▶ WORK TO DO
Lift out all lines below that contain "τοὺς".

▶ ENTRIES PROVIDED
>> start

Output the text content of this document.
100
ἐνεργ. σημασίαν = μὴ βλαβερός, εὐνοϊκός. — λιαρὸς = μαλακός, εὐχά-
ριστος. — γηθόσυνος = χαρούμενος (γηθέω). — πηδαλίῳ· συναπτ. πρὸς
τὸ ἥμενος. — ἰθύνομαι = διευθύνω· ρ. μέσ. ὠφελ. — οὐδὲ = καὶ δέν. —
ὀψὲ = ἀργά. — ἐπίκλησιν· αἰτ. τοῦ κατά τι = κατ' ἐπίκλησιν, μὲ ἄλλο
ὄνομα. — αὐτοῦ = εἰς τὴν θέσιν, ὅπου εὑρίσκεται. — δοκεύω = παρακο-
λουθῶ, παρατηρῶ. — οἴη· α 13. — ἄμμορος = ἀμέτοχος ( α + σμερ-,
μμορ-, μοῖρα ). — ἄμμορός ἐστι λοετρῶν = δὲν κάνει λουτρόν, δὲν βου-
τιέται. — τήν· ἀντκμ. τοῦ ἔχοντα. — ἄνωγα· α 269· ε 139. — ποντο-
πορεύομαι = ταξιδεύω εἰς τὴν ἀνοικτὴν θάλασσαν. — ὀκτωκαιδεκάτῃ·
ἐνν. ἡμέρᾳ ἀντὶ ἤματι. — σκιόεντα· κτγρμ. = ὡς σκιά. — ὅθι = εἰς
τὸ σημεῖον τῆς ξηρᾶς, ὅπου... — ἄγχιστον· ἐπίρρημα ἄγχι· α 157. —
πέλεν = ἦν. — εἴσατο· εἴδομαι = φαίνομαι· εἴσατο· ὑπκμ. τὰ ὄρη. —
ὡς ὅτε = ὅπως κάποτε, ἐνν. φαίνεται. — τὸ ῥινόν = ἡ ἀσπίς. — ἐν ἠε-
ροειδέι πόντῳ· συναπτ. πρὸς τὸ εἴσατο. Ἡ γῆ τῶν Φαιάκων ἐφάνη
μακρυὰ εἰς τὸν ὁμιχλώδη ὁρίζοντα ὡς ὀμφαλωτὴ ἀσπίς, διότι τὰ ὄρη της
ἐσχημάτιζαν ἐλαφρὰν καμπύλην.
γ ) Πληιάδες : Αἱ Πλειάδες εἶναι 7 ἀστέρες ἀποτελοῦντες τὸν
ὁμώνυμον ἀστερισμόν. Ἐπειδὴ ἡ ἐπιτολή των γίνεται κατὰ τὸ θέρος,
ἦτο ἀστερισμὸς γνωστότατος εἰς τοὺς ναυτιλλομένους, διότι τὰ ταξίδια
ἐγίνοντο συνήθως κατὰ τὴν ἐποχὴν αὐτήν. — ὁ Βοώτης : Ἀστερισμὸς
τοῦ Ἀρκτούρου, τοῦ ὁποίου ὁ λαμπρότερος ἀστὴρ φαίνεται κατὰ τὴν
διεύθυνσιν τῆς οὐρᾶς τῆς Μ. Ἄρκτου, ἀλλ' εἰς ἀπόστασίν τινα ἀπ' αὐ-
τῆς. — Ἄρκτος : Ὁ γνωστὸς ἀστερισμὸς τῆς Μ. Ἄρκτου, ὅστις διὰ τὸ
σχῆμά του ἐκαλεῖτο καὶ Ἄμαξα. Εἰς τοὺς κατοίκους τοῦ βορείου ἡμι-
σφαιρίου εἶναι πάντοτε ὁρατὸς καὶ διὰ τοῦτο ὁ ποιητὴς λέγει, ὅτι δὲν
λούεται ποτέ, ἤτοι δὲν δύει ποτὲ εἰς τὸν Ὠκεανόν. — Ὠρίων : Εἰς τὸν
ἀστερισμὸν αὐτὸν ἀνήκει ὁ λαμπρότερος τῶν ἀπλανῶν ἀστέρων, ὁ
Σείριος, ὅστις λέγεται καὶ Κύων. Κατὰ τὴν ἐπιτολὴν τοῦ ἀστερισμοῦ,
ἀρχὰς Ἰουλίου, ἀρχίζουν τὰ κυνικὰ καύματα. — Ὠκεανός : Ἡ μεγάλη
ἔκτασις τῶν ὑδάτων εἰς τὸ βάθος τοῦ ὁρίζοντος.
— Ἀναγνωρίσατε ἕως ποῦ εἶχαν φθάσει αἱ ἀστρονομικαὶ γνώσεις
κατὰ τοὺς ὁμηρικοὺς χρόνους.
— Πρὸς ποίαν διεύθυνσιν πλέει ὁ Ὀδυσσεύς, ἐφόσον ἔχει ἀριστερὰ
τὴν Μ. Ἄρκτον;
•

>> end

▶ ANSWER TO THIS TASK
ἦτο ἀστερισμὸς γνωστότατος εἰς τοὺς ναυτιλλομένους, διότι τὰ ταξίδια
σχῆμά του ἐκαλεῖτο καὶ Ἄμαξα. Εἰς τοὺς κατοίκους τοῦ βορείου ἡμι-
κατὰ τοὺς ὁμηρικοὺς χρόνους.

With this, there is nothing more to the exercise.